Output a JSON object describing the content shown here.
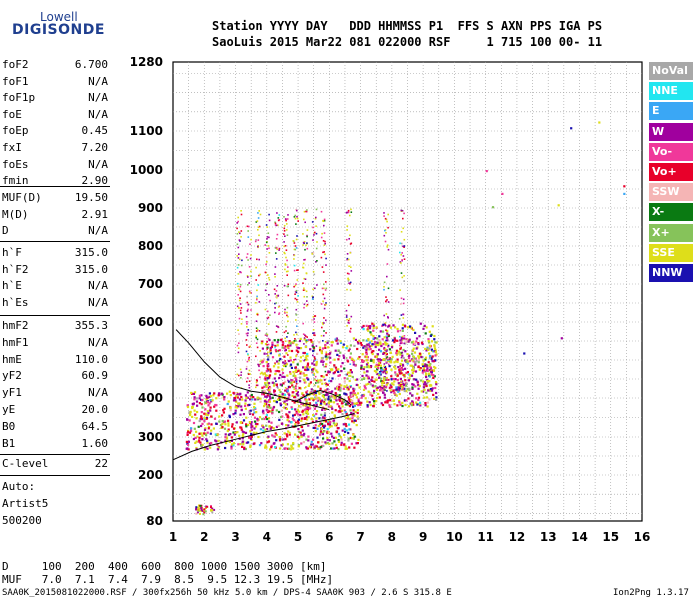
{
  "logo": {
    "line1": "Lowell",
    "line2": "DIGISONDE"
  },
  "header": {
    "row1": "Station YYYY DAY   DDD HHMMSS P1  FFS S AXN PPS IGA PS",
    "row2": "SaoLuis 2015 Mar22 081 022000 RSF     1 715 100 00- 11"
  },
  "params_group1": [
    {
      "name": "foF2",
      "value": "6.700"
    },
    {
      "name": "foF1",
      "value": "N/A"
    },
    {
      "name": "foF1p",
      "value": "N/A"
    },
    {
      "name": "foE",
      "value": "N/A"
    },
    {
      "name": "foEp",
      "value": "0.45"
    },
    {
      "name": "fxI",
      "value": "7.20"
    },
    {
      "name": "foEs",
      "value": "N/A"
    },
    {
      "name": "fmin",
      "value": "2.90"
    }
  ],
  "params_group2": [
    {
      "name": "MUF(D)",
      "value": "19.50"
    },
    {
      "name": "M(D)",
      "value": "2.91"
    },
    {
      "name": "D",
      "value": "N/A"
    }
  ],
  "params_group3": [
    {
      "name": "h`F",
      "value": "315.0"
    },
    {
      "name": "h`F2",
      "value": "315.0"
    },
    {
      "name": "h`E",
      "value": "N/A"
    },
    {
      "name": "h`Es",
      "value": "N/A"
    }
  ],
  "params_group4": [
    {
      "name": "hmF2",
      "value": "355.3"
    },
    {
      "name": "hmF1",
      "value": "N/A"
    },
    {
      "name": "hmE",
      "value": "110.0"
    },
    {
      "name": "yF2",
      "value": "60.9"
    },
    {
      "name": "yF1",
      "value": "N/A"
    },
    {
      "name": "yE",
      "value": "20.0"
    },
    {
      "name": "B0",
      "value": "64.5"
    },
    {
      "name": "B1",
      "value": "1.60"
    }
  ],
  "clevel": {
    "name": "C-level",
    "value": "22"
  },
  "autoscale": {
    "line1": "Auto:",
    "line2": "Artist5",
    "line3": "500200"
  },
  "legend": [
    {
      "label": "NoVal",
      "color": "#a8a8a8"
    },
    {
      "label": "NNE",
      "color": "#22e6f0"
    },
    {
      "label": "E",
      "color": "#3aa7f5"
    },
    {
      "label": "W",
      "color": "#a0009e"
    },
    {
      "label": "Vo-",
      "color": "#f0389a"
    },
    {
      "label": "Vo+",
      "color": "#e8002a"
    },
    {
      "label": "SSW",
      "color": "#f5b5b5"
    },
    {
      "label": "X-",
      "color": "#0a7a12"
    },
    {
      "label": "X+",
      "color": "#86c35a"
    },
    {
      "label": "SSE",
      "color": "#dede1a"
    },
    {
      "label": "NNW",
      "color": "#1a10b0"
    }
  ],
  "bottom": {
    "drow": "D     100  200  400  600  800 1000 1500 3000 [km]",
    "mufrow": "MUF   7.0  7.1  7.4  7.9  8.5  9.5 12.3 19.5 [MHz]",
    "footer_left": "SAA0K_2015081022000.RSF / 300fx256h 50 kHz 5.0 km / DPS-4 SAA0K 903 / 2.6 S 315.8 E",
    "footer_right": "Ion2Png 1.3.17"
  },
  "chart_data": {
    "type": "scatter",
    "xlim": [
      1,
      16
    ],
    "ylim": [
      80,
      1280
    ],
    "x_ticks": [
      "1",
      "2",
      "3",
      "4",
      "5",
      "6",
      "7",
      "8",
      "9",
      "10",
      "11",
      "12",
      "13",
      "14",
      "15",
      "16"
    ],
    "y_ticks": [
      {
        "value": 80,
        "label": "80"
      },
      {
        "value": 200,
        "label": "200"
      },
      {
        "value": 300,
        "label": "300"
      },
      {
        "value": 400,
        "label": "400"
      },
      {
        "value": 500,
        "label": "500"
      },
      {
        "value": 600,
        "label": "600"
      },
      {
        "value": 700,
        "label": "700"
      },
      {
        "value": 800,
        "label": "800"
      },
      {
        "value": 900,
        "label": "900"
      },
      {
        "value": 1000,
        "label": "1000"
      },
      {
        "value": 1100,
        "label": "1100"
      },
      {
        "value": 1280,
        "label": "1280"
      }
    ],
    "grid": true,
    "ionogram_traces": [
      {
        "name": "upper",
        "points": [
          [
            1.1,
            580
          ],
          [
            1.5,
            545
          ],
          [
            2.0,
            495
          ],
          [
            2.5,
            455
          ],
          [
            3.0,
            430
          ],
          [
            3.5,
            418
          ],
          [
            4.0,
            412
          ],
          [
            4.5,
            402
          ],
          [
            5.0,
            390
          ],
          [
            5.5,
            380
          ],
          [
            6.0,
            370
          ]
        ]
      },
      {
        "name": "lower",
        "points": [
          [
            1.0,
            240
          ],
          [
            1.6,
            262
          ],
          [
            2.2,
            278
          ],
          [
            2.8,
            290
          ],
          [
            3.4,
            302
          ],
          [
            4.0,
            314
          ],
          [
            4.6,
            322
          ],
          [
            5.2,
            332
          ],
          [
            5.8,
            342
          ],
          [
            6.4,
            352
          ],
          [
            6.8,
            360
          ]
        ]
      },
      {
        "name": "mid",
        "points": [
          [
            4.9,
            390
          ],
          [
            5.3,
            408
          ],
          [
            5.7,
            420
          ],
          [
            6.1,
            410
          ],
          [
            6.5,
            395
          ],
          [
            6.7,
            382
          ]
        ]
      }
    ]
  }
}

• [DIRECTIONS]: Print every record above exactly as written, leaving out the pictures.

• [THE ANSWER]:
Output a JSON object describing the content shown here.
{
  "logo": {
    "line1": "Lowell",
    "line2": "DIGISONDE"
  },
  "header": {
    "row1": "Station YYYY DAY   DDD HHMMSS P1  FFS S AXN PPS IGA PS",
    "row2": "SaoLuis 2015 Mar22 081 022000 RSF     1 715 100 00- 11"
  },
  "params_group1": [
    {
      "name": "foF2",
      "value": "6.700"
    },
    {
      "name": "foF1",
      "value": "N/A"
    },
    {
      "name": "foF1p",
      "value": "N/A"
    },
    {
      "name": "foE",
      "value": "N/A"
    },
    {
      "name": "foEp",
      "value": "0.45"
    },
    {
      "name": "fxI",
      "value": "7.20"
    },
    {
      "name": "foEs",
      "value": "N/A"
    },
    {
      "name": "fmin",
      "value": "2.90"
    }
  ],
  "params_group2": [
    {
      "name": "MUF(D)",
      "value": "19.50"
    },
    {
      "name": "M(D)",
      "value": "2.91"
    },
    {
      "name": "D",
      "value": "N/A"
    }
  ],
  "params_group3": [
    {
      "name": "h`F",
      "value": "315.0"
    },
    {
      "name": "h`F2",
      "value": "315.0"
    },
    {
      "name": "h`E",
      "value": "N/A"
    },
    {
      "name": "h`Es",
      "value": "N/A"
    }
  ],
  "params_group4": [
    {
      "name": "hmF2",
      "value": "355.3"
    },
    {
      "name": "hmF1",
      "value": "N/A"
    },
    {
      "name": "hmE",
      "value": "110.0"
    },
    {
      "name": "yF2",
      "value": "60.9"
    },
    {
      "name": "yF1",
      "value": "N/A"
    },
    {
      "name": "yE",
      "value": "20.0"
    },
    {
      "name": "B0",
      "value": "64.5"
    },
    {
      "name": "B1",
      "value": "1.60"
    }
  ],
  "clevel": {
    "name": "C-level",
    "value": "22"
  },
  "autoscale": {
    "line1": "Auto:",
    "line2": "Artist5",
    "line3": "500200"
  },
  "legend": [
    {
      "label": "NoVal",
      "color": "#a8a8a8"
    },
    {
      "label": "NNE",
      "color": "#22e6f0"
    },
    {
      "label": "E",
      "color": "#3aa7f5"
    },
    {
      "label": "W",
      "color": "#a0009e"
    },
    {
      "label": "Vo-",
      "color": "#f0389a"
    },
    {
      "label": "Vo+",
      "color": "#e8002a"
    },
    {
      "label": "SSW",
      "color": "#f5b5b5"
    },
    {
      "label": "X-",
      "color": "#0a7a12"
    },
    {
      "label": "X+",
      "color": "#86c35a"
    },
    {
      "label": "SSE",
      "color": "#dede1a"
    },
    {
      "label": "NNW",
      "color": "#1a10b0"
    }
  ],
  "bottom": {
    "drow": "D     100  200  400  600  800 1000 1500 3000 [km]",
    "mufrow": "MUF   7.0  7.1  7.4  7.9  8.5  9.5 12.3 19.5 [MHz]",
    "footer_left": "SAA0K_2015081022000.RSF / 300fx256h 50 kHz 5.0 km / DPS-4 SAA0K 903 / 2.6 S 315.8 E",
    "footer_right": "Ion2Png 1.3.17"
  },
  "chart_data": {
    "type": "scatter",
    "xlim": [
      1,
      16
    ],
    "ylim": [
      80,
      1280
    ],
    "x_ticks": [
      "1",
      "2",
      "3",
      "4",
      "5",
      "6",
      "7",
      "8",
      "9",
      "10",
      "11",
      "12",
      "13",
      "14",
      "15",
      "16"
    ],
    "y_ticks": [
      {
        "value": 80,
        "label": "80"
      },
      {
        "value": 200,
        "label": "200"
      },
      {
        "value": 300,
        "label": "300"
      },
      {
        "value": 400,
        "label": "400"
      },
      {
        "value": 500,
        "label": "500"
      },
      {
        "value": 600,
        "label": "600"
      },
      {
        "value": 700,
        "label": "700"
      },
      {
        "value": 800,
        "label": "800"
      },
      {
        "value": 900,
        "label": "900"
      },
      {
        "value": 1000,
        "label": "1000"
      },
      {
        "value": 1100,
        "label": "1100"
      },
      {
        "value": 1280,
        "label": "1280"
      }
    ],
    "grid": true,
    "ionogram_traces": [
      {
        "name": "upper",
        "points": [
          [
            1.1,
            580
          ],
          [
            1.5,
            545
          ],
          [
            2.0,
            495
          ],
          [
            2.5,
            455
          ],
          [
            3.0,
            430
          ],
          [
            3.5,
            418
          ],
          [
            4.0,
            412
          ],
          [
            4.5,
            402
          ],
          [
            5.0,
            390
          ],
          [
            5.5,
            380
          ],
          [
            6.0,
            370
          ]
        ]
      },
      {
        "name": "lower",
        "points": [
          [
            1.0,
            240
          ],
          [
            1.6,
            262
          ],
          [
            2.2,
            278
          ],
          [
            2.8,
            290
          ],
          [
            3.4,
            302
          ],
          [
            4.0,
            314
          ],
          [
            4.6,
            322
          ],
          [
            5.2,
            332
          ],
          [
            5.8,
            342
          ],
          [
            6.4,
            352
          ],
          [
            6.8,
            360
          ]
        ]
      },
      {
        "name": "mid",
        "points": [
          [
            4.9,
            390
          ],
          [
            5.3,
            408
          ],
          [
            5.7,
            420
          ],
          [
            6.1,
            410
          ],
          [
            6.5,
            395
          ],
          [
            6.7,
            382
          ]
        ]
      }
    ]
  }
}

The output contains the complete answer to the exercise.